====== Supplied data ======

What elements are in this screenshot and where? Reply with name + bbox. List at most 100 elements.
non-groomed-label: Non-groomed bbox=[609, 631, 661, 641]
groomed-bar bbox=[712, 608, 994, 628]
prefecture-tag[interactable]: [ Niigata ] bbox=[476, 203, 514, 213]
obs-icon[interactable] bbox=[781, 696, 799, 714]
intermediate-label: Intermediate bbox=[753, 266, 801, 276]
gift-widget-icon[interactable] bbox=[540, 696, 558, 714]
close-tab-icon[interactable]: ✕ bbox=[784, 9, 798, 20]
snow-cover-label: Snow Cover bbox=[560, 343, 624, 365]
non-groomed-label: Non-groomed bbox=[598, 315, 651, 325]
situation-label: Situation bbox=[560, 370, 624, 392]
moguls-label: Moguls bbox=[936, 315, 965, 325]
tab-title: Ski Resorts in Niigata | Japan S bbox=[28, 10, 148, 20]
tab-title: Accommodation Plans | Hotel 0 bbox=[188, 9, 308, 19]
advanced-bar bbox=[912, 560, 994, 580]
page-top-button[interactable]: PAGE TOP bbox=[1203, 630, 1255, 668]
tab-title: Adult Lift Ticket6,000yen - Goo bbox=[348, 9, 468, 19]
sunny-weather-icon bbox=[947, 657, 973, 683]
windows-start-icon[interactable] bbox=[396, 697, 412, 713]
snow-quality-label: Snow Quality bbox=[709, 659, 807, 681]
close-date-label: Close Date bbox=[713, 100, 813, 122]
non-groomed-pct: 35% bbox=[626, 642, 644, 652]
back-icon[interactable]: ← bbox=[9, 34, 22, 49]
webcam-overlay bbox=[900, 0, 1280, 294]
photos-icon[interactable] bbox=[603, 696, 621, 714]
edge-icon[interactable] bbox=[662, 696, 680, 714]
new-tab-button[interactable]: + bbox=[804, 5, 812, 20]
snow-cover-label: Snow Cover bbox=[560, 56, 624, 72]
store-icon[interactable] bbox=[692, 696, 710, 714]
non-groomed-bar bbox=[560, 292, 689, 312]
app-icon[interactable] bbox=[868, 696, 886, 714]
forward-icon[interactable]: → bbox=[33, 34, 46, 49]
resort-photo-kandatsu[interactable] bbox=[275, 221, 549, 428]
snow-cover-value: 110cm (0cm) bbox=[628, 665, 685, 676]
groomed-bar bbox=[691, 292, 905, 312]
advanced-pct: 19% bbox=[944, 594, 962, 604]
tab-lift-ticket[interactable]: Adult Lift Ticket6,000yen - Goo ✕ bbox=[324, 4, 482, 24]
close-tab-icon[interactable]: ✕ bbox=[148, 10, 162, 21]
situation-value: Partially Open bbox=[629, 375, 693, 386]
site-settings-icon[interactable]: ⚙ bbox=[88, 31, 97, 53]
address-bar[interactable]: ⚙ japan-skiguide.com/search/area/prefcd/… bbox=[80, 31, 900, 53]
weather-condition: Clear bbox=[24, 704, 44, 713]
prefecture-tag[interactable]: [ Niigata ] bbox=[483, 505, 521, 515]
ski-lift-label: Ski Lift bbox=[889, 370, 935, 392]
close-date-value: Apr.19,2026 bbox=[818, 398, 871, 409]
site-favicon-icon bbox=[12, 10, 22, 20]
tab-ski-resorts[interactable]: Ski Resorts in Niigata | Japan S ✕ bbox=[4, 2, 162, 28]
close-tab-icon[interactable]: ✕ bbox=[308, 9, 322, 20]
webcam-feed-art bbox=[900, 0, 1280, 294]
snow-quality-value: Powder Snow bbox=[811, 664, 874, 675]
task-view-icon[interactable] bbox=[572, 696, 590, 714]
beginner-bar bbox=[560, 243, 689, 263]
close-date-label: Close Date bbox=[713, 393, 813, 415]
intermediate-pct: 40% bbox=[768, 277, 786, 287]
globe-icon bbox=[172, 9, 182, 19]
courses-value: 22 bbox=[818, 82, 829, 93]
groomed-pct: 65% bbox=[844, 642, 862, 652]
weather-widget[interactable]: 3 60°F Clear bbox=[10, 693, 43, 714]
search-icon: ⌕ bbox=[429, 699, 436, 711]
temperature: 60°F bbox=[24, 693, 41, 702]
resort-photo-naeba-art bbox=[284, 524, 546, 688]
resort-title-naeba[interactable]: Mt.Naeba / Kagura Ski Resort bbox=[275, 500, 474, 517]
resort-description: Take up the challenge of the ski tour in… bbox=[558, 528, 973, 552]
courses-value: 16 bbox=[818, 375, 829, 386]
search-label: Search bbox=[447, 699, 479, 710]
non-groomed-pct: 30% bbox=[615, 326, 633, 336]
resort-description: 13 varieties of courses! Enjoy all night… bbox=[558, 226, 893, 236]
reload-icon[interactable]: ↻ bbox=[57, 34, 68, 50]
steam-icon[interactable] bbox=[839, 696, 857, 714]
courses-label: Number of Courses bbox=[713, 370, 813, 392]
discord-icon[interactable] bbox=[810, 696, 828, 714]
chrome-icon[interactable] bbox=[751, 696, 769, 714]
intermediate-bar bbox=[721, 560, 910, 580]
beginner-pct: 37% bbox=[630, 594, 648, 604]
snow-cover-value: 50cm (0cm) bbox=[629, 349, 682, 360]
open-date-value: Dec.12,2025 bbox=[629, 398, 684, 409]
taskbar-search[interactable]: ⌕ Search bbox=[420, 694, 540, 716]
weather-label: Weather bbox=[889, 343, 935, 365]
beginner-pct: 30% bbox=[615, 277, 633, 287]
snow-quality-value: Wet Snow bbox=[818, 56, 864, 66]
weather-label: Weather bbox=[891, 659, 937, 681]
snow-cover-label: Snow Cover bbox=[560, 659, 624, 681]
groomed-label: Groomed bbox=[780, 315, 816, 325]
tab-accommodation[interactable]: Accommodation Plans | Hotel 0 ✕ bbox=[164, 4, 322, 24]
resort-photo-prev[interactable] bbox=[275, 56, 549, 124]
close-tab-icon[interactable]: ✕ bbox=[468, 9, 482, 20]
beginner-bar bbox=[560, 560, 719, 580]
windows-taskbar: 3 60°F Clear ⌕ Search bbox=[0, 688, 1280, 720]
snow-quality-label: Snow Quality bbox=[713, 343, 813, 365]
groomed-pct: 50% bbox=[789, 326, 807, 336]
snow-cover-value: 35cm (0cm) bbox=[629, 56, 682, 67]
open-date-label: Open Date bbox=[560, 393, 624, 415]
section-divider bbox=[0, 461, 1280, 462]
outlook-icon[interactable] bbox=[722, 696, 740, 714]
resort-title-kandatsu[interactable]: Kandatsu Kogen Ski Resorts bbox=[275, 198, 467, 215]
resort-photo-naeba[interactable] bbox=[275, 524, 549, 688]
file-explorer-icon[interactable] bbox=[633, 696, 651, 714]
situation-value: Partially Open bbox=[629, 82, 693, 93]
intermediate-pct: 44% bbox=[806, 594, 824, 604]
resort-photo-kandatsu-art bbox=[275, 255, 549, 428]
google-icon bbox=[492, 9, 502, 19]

======

Instructions to follow:
Please retype the records word for word, starting with their first line and going on through the line that contains "gift-widget-icon[interactable] bbox=[540, 696, 558, 714]".

Correct result:
What elements are in this screenshot and where? Reply with name + bbox. List at most 100 elements.
non-groomed-label: Non-groomed bbox=[609, 631, 661, 641]
groomed-bar bbox=[712, 608, 994, 628]
prefecture-tag[interactable]: [ Niigata ] bbox=[476, 203, 514, 213]
obs-icon[interactable] bbox=[781, 696, 799, 714]
intermediate-label: Intermediate bbox=[753, 266, 801, 276]
gift-widget-icon[interactable] bbox=[540, 696, 558, 714]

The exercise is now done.